Source records
####################

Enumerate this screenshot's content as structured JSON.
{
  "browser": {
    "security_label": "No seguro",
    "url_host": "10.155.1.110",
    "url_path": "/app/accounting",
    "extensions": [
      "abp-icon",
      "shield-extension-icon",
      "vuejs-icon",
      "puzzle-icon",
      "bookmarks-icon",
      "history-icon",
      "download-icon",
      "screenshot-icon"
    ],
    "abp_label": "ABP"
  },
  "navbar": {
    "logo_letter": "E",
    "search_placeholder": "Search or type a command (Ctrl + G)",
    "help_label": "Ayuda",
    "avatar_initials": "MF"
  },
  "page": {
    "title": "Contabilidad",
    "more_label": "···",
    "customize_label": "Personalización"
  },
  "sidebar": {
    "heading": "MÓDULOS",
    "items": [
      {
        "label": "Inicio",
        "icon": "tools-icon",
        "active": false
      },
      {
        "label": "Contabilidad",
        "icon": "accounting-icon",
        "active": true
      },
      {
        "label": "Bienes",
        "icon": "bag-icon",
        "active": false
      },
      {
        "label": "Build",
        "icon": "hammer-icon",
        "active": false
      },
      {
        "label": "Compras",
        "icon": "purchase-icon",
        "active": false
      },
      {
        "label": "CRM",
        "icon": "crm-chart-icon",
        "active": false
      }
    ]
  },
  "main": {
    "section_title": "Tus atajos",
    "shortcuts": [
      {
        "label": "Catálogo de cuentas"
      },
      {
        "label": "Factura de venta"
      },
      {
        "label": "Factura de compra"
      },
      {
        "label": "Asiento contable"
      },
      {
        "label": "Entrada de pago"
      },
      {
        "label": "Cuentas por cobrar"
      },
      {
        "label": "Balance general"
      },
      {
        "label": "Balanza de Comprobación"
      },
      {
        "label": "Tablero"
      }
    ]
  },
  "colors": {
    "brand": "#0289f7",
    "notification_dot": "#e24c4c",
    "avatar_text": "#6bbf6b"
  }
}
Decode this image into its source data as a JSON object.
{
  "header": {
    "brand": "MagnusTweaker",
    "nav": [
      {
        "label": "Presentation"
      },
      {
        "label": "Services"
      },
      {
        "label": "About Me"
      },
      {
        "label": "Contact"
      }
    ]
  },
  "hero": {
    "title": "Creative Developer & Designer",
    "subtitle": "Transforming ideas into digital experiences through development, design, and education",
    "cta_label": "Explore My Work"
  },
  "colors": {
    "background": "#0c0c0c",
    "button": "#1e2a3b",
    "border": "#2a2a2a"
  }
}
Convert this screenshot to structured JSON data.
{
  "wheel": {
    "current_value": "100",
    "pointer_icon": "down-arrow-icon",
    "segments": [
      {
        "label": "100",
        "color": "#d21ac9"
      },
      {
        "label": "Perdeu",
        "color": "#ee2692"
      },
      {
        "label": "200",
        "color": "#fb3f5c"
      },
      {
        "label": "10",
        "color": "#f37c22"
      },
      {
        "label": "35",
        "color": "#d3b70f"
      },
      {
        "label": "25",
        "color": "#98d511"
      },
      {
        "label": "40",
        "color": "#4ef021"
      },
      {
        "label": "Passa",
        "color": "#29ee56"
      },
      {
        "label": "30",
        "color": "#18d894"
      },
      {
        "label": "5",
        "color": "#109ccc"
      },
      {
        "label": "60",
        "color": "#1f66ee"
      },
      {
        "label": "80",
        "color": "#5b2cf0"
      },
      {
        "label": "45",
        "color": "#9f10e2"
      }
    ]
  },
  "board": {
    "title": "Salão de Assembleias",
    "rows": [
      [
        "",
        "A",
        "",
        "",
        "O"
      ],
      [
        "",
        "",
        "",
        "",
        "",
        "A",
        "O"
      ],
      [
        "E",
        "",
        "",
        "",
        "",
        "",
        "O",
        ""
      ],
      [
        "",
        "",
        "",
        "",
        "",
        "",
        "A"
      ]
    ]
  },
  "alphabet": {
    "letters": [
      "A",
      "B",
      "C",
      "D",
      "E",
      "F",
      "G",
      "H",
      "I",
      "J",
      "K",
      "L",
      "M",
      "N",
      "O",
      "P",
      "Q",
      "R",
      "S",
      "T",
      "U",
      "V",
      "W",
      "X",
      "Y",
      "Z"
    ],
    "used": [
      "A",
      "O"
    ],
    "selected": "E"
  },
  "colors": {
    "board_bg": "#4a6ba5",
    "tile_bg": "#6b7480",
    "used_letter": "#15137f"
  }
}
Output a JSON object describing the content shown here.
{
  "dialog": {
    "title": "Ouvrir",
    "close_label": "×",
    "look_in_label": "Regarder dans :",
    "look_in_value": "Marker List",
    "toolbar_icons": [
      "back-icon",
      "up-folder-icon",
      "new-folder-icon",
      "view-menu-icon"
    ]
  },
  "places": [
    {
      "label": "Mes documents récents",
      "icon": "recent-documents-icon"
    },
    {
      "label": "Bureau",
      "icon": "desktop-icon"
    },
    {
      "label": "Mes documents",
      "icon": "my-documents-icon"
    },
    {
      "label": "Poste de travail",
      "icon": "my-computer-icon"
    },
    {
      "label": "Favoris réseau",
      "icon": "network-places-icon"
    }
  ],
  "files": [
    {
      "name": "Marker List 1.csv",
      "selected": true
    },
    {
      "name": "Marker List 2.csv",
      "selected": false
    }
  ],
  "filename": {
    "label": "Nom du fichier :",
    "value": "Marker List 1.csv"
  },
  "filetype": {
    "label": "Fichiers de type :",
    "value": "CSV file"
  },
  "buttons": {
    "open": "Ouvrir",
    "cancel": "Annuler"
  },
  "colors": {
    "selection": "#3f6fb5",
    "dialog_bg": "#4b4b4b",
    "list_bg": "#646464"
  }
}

####################

**To do:** Review the preceding data and report every line that includes the string "Contabilidad".

**Task answer:**
    "title": "Contabilidad",
        "label": "Contabilidad",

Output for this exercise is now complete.